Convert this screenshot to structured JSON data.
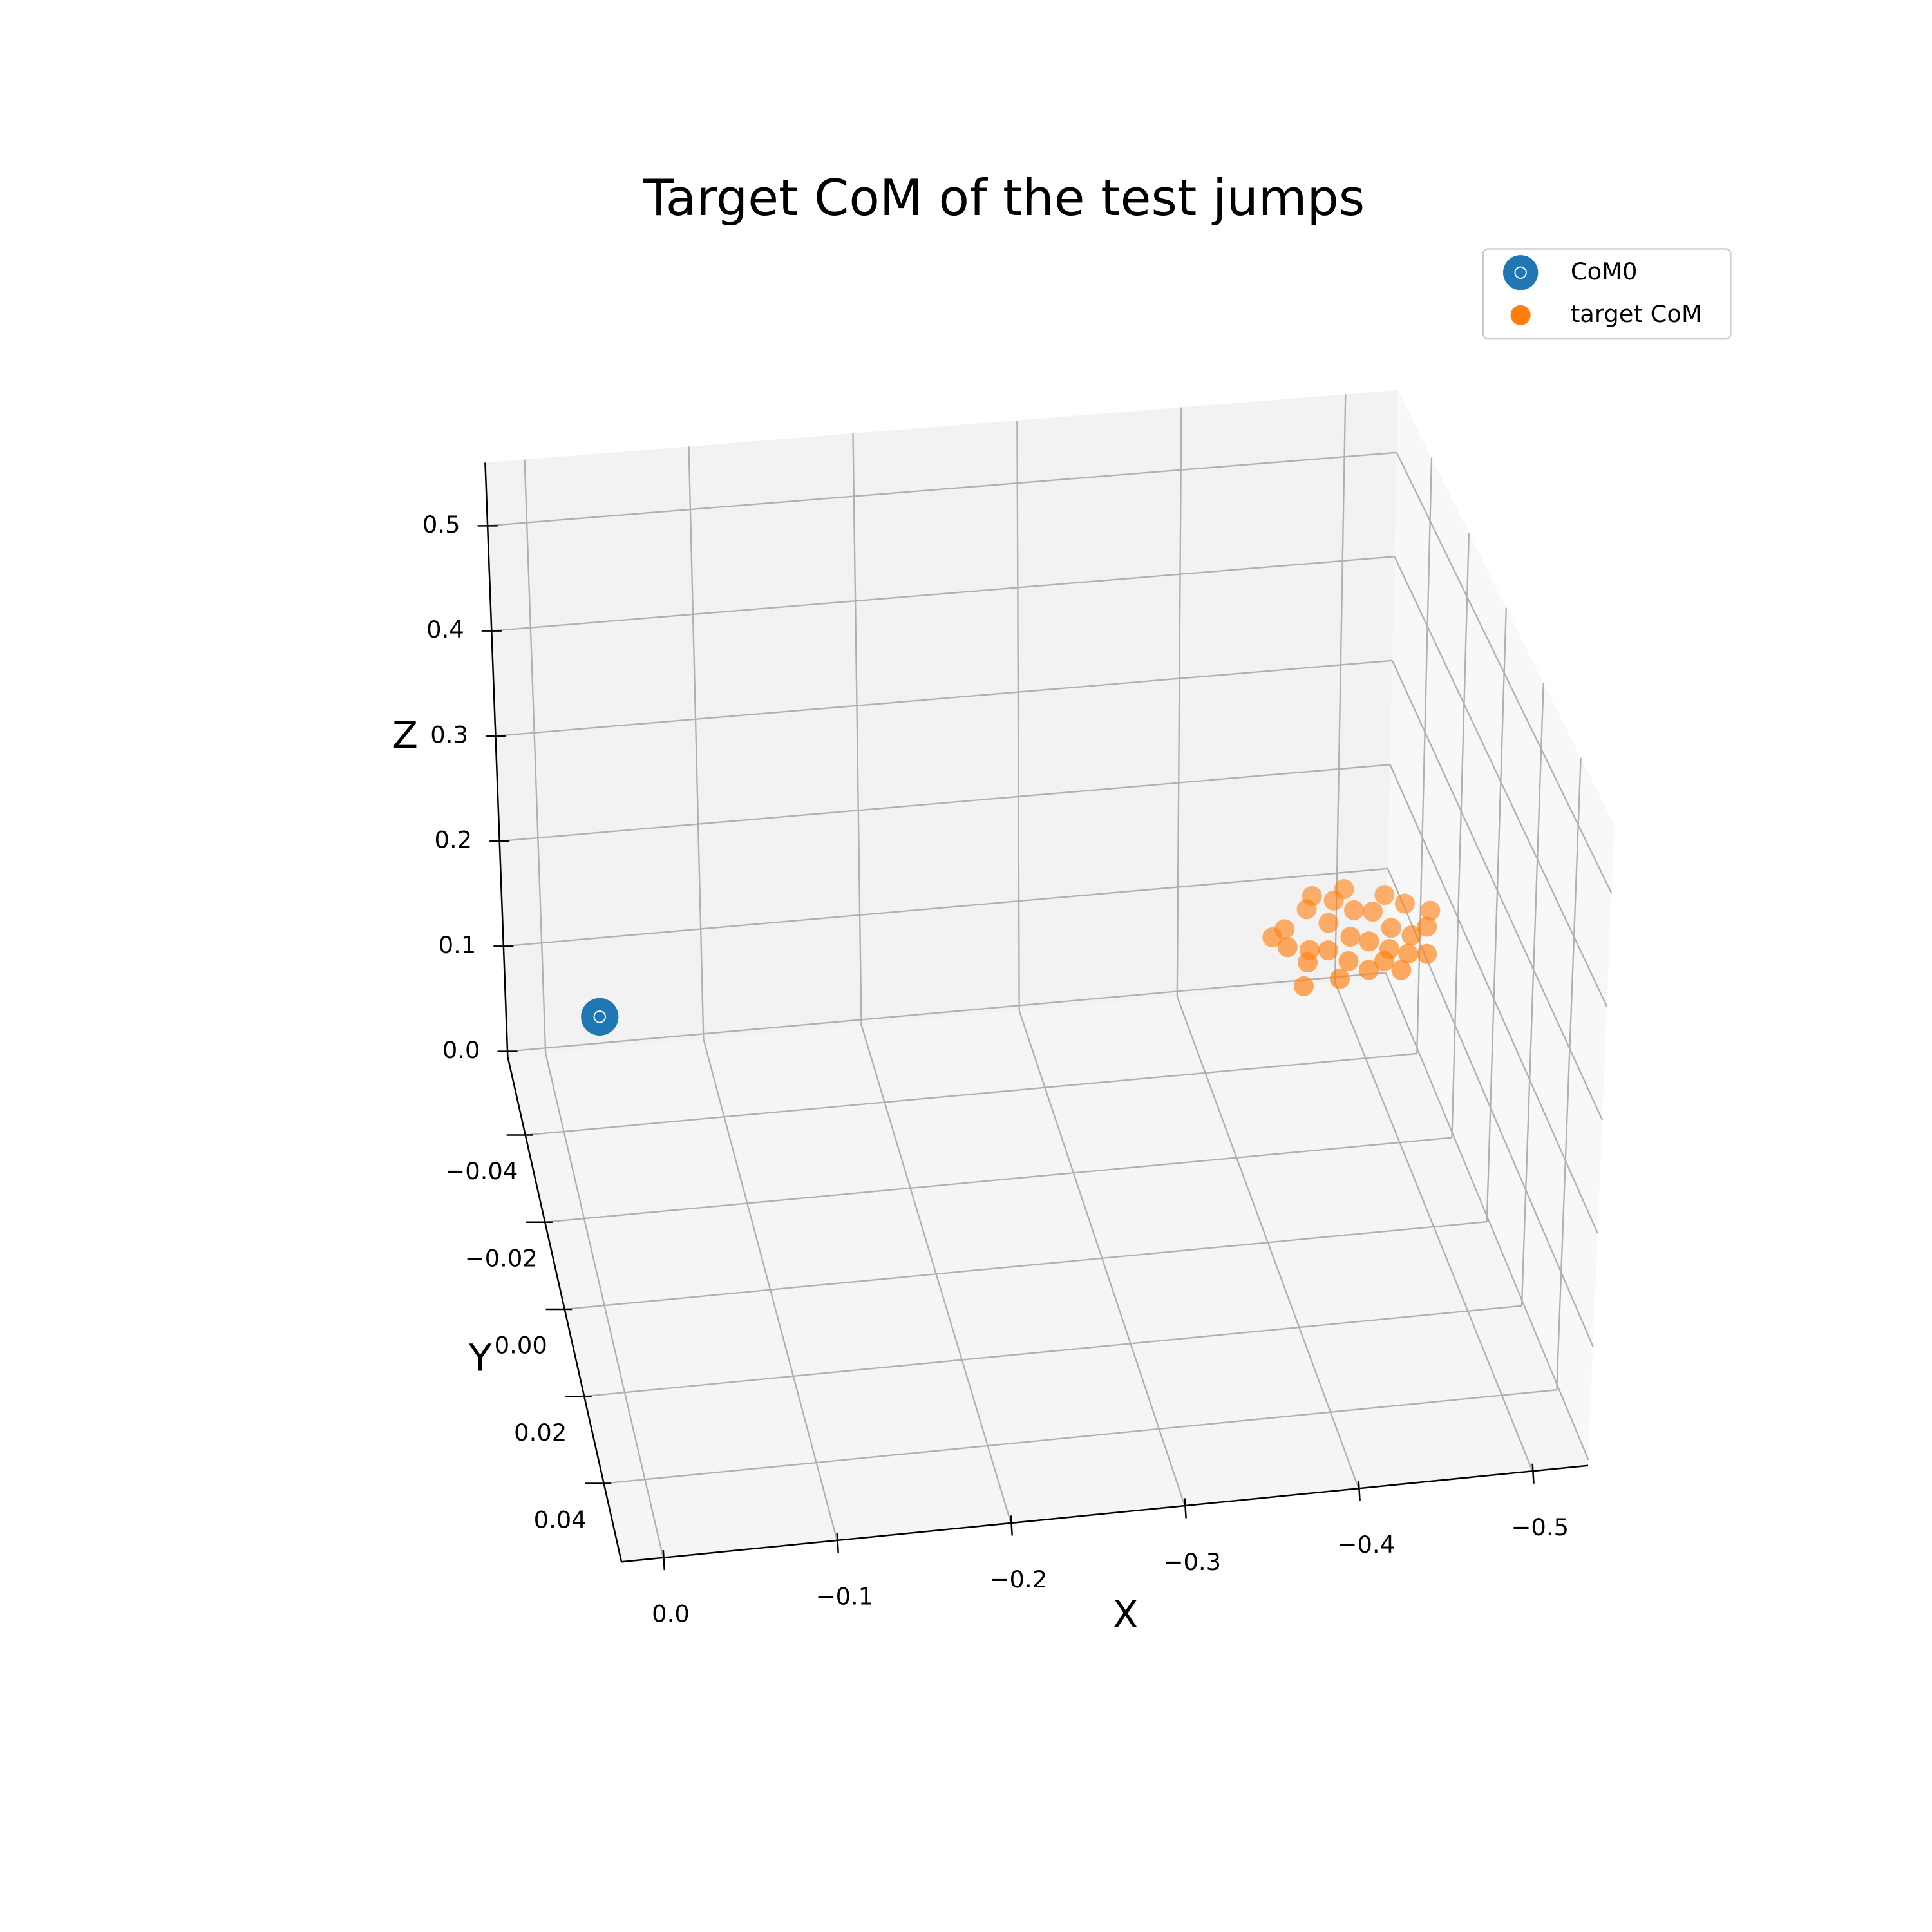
{
  "chart_data": {
    "type": "scatter3d",
    "title": "Target CoM of the test jumps",
    "xlabel": "X",
    "ylabel": "Y",
    "zlabel": "Z",
    "xlim": [
      0.024,
      -0.532
    ],
    "ylim": [
      -0.058,
      0.058
    ],
    "zlim": [
      -0.005,
      0.56
    ],
    "xticks": [
      {
        "value": 0.0,
        "label": "0.0"
      },
      {
        "value": -0.1,
        "label": "−0.1"
      },
      {
        "value": -0.2,
        "label": "−0.2"
      },
      {
        "value": -0.3,
        "label": "−0.3"
      },
      {
        "value": -0.4,
        "label": "−0.4"
      },
      {
        "value": -0.5,
        "label": "−0.5"
      }
    ],
    "yticks": [
      {
        "value": -0.04,
        "label": "−0.04"
      },
      {
        "value": -0.02,
        "label": "−0.02"
      },
      {
        "value": 0.0,
        "label": "0.00"
      },
      {
        "value": 0.02,
        "label": "0.02"
      },
      {
        "value": 0.04,
        "label": "0.04"
      }
    ],
    "zticks": [
      {
        "value": 0.0,
        "label": "0.0"
      },
      0.1,
      0.2,
      0.3,
      0.4,
      0.5
    ],
    "grid": true,
    "legend": "upper right",
    "series": [
      {
        "name": "CoM0",
        "color": "#1f77b4",
        "x": [
          0.0
        ],
        "y": [
          0.006
        ],
        "z": [
          0.28
        ]
      },
      {
        "name": "target CoM",
        "color": "#ff7f0e",
        "x": [
          -0.4,
          -0.405,
          -0.41,
          -0.415,
          -0.42,
          -0.425,
          -0.43,
          -0.432,
          -0.435,
          -0.44,
          -0.442,
          -0.445,
          -0.45,
          -0.452,
          -0.455,
          -0.46,
          -0.462,
          -0.465,
          -0.47,
          -0.472,
          -0.475,
          -0.48,
          -0.482,
          -0.485,
          -0.49,
          -0.495,
          -0.41,
          -0.43,
          -0.45,
          -0.468
        ],
        "y": [
          0.0,
          0.004,
          -0.003,
          0.006,
          0.002,
          -0.005,
          0.003,
          0.008,
          -0.002,
          0.005,
          -0.006,
          0.001,
          0.007,
          -0.004,
          0.002,
          0.006,
          -0.003,
          0.004,
          0.0,
          -0.006,
          0.005,
          0.002,
          -0.004,
          0.006,
          0.001,
          -0.002,
          0.009,
          -0.007,
          -0.008,
          0.008
        ],
        "z": [
          0.275,
          0.28,
          0.27,
          0.272,
          0.268,
          0.279,
          0.27,
          0.262,
          0.276,
          0.266,
          0.281,
          0.273,
          0.264,
          0.278,
          0.271,
          0.267,
          0.279,
          0.27,
          0.274,
          0.282,
          0.268,
          0.273,
          0.28,
          0.27,
          0.276,
          0.279,
          0.262,
          0.283,
          0.283,
          0.265
        ]
      }
    ]
  }
}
========
** Goal **
Say how many lines of the data include the word "value". Respond with the number alone.

** Task response **
12